# Task
Each record is to be transcribed exactly.

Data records
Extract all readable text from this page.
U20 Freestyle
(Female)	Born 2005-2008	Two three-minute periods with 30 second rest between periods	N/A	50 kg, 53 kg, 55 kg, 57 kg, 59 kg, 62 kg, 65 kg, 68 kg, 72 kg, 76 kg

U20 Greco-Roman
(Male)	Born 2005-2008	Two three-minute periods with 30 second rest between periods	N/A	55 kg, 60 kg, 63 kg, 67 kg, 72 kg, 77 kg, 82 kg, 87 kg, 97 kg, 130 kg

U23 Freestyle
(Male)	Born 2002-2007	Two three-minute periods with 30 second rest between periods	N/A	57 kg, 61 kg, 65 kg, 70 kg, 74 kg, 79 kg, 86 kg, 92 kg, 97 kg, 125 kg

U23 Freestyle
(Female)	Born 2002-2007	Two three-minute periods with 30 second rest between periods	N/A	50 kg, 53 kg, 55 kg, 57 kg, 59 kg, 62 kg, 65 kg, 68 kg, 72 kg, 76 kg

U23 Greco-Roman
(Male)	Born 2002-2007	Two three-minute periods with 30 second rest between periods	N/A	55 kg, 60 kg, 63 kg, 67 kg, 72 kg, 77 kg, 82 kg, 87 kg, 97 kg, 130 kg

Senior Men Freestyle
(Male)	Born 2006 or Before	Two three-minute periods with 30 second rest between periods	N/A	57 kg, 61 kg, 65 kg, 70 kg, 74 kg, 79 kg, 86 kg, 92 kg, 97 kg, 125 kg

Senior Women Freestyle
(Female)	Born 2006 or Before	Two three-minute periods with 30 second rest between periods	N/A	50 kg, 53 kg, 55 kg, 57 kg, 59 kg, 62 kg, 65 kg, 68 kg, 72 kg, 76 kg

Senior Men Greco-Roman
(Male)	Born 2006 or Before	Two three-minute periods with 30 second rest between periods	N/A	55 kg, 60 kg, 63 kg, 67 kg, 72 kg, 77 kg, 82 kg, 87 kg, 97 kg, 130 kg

# Result of this exercise
Extract all readable text from this page.
U20 Freestyle
(Female)	Born 2005-2008	Two three-minute periods with 30 second rest between periods	N/A	50 kg, 53 kg, 55 kg, 57 kg, 59 kg, 62 kg, 65 kg, 68 kg, 72 kg, 76 kg

U20 Greco-Roman
(Male)	Born 2005-2008	Two three-minute periods with 30 second rest between periods	N/A	55 kg, 60 kg, 63 kg, 67 kg, 72 kg, 77 kg, 82 kg, 87 kg, 97 kg, 130 kg

U23 Freestyle
(Male)	Born 2002-2007	Two three-minute periods with 30 second rest between periods	N/A	57 kg, 61 kg, 65 kg, 70 kg, 74 kg, 79 kg, 86 kg, 92 kg, 97 kg, 125 kg

U23 Freestyle
(Female)	Born 2002-2007	Two three-minute periods with 30 second rest between periods	N/A	50 kg, 53 kg, 55 kg, 57 kg, 59 kg, 62 kg, 65 kg, 68 kg, 72 kg, 76 kg

U23 Greco-Roman
(Male)	Born 2002-2007	Two three-minute periods with 30 second rest between periods	N/A	55 kg, 60 kg, 63 kg, 67 kg, 72 kg, 77 kg, 82 kg, 87 kg, 97 kg, 130 kg

Senior Men Freestyle
(Male)	Born 2006 or Before	Two three-minute periods with 30 second rest between periods	N/A	57 kg, 61 kg, 65 kg, 70 kg, 74 kg, 79 kg, 86 kg, 92 kg, 97 kg, 125 kg

Senior Women Freestyle
(Female)	Born 2006 or Before	Two three-minute periods with 30 second rest between periods	N/A	50 kg, 53 kg, 55 kg, 57 kg, 59 kg, 62 kg, 65 kg, 68 kg, 72 kg, 76 kg

Senior Men Greco-Roman
(Male)	Born 2006 or Before	Two three-minute periods with 30 second rest between periods	N/A	55 kg, 60 kg, 63 kg, 67 kg, 72 kg, 77 kg, 82 kg, 87 kg, 97 kg, 130 kg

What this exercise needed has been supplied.